Transcribe the records below in full; pictures stay out of the copy.

[Begin Supplied information]

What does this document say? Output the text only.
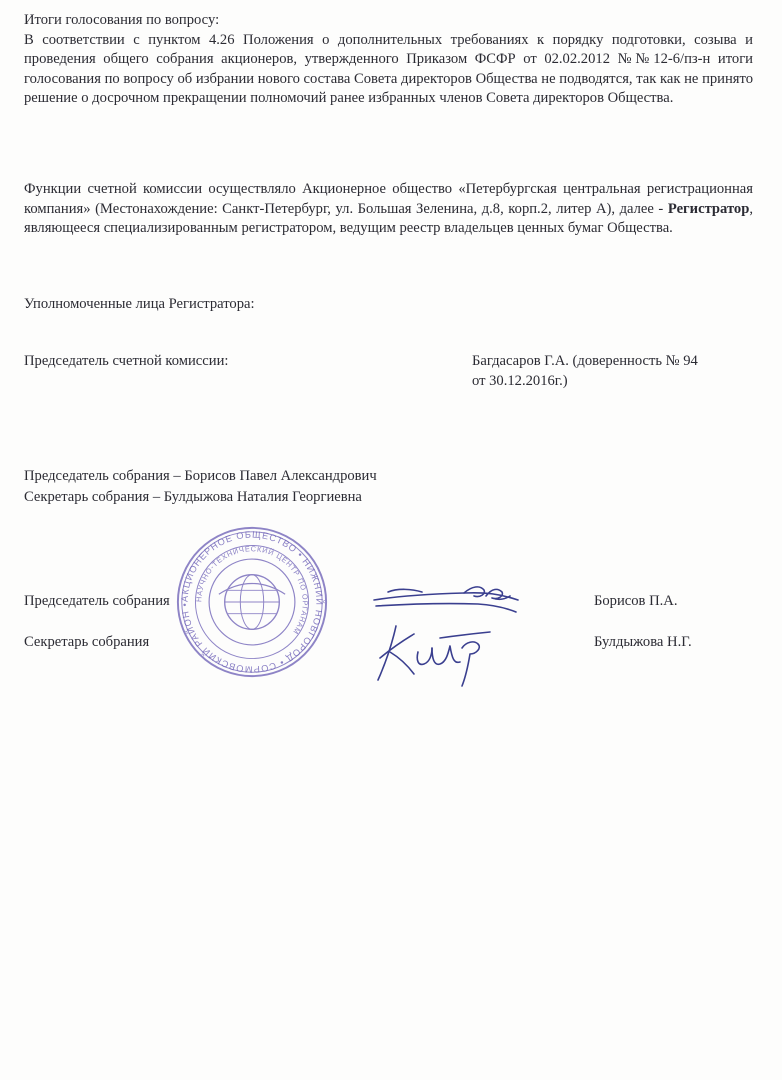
Итоги голосования по вопросу:
В соответствии с пунктом 4.26 Положения о дополнительных требованиях к порядку подготовки, созыва и проведения общего собрания акционеров, утвержденного Приказом ФСФР от 02.02.2012 №№12-6/пз-н итоги голосования по вопросу об избрании нового состава Совета директоров Общества не подводятся, так как не принято решение о досрочном прекращении полномочий ранее избранных членов Совета директоров Общества.
Функции счетной комиссии осуществляло Акционерное общество «Петербургская центральная регистрационная компания» (Местонахождение: Санкт-Петербург, ул. Большая Зеленина, д.8, корп.2, литер А), далее - Регистратор, являющееся специализированным регистратором, ведущим реестр владельцев ценных бумаг Общества.
Уполномоченные лица Регистратора:
Председатель счетной комиссии:	Багдасаров Г.А. (доверенность № 94
от 30.12.2016г.)
Председатель собрания – Борисов Павел Александрович
Секретарь собрания – Булдыжова Наталия Георгиевна
Председатель собрания	Борисов П.А.
Секретарь собрания	Булдыжова Н.Г.
АКЦИОНЕРНОЕ ОБЩЕСТВО • НИЖНИЙ НОВГОРОД • СОРМОВСКИЙ РАЙОН •
НАУЧНО-ТЕХНИЧЕСКИЙ ЦЕНТР ПО ОРГАНАМ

[End Supplied information]

§ **Solution for this task**
What does this document say? Output the text only.
Итоги голосования по вопросу:
В соответствии с пунктом 4.26 Положения о дополнительных требованиях к порядку подготовки, созыва и проведения общего собрания акционеров, утвержденного Приказом ФСФР от 02.02.2012 №№12-6/пз-н итоги голосования по вопросу об избрании нового состава Совета директоров Общества не подводятся, так как не принято решение о досрочном прекращении полномочий ранее избранных членов Совета директоров Общества.
Функции счетной комиссии осуществляло Акционерное общество «Петербургская центральная регистрационная компания» (Местонахождение: Санкт-Петербург, ул. Большая Зеленина, д.8, корп.2, литер А), далее - Регистратор, являющееся специализированным регистратором, ведущим реестр владельцев ценных бумаг Общества.
Уполномоченные лица Регистратора:
Председатель счетной комиссии:	Багдасаров Г.А. (доверенность № 94
от 30.12.2016г.)
Председатель собрания – Борисов Павел Александрович
Секретарь собрания – Булдыжова Наталия Георгиевна
Председатель собрания	Борисов П.А.
Секретарь собрания	Булдыжова Н.Г.
АКЦИОНЕРНОЕ ОБЩЕСТВО • НИЖНИЙ НОВГОРОД • СОРМОВСКИЙ РАЙОН •
НАУЧНО-ТЕХНИЧЕСКИЙ ЦЕНТР ПО ОРГАНАМ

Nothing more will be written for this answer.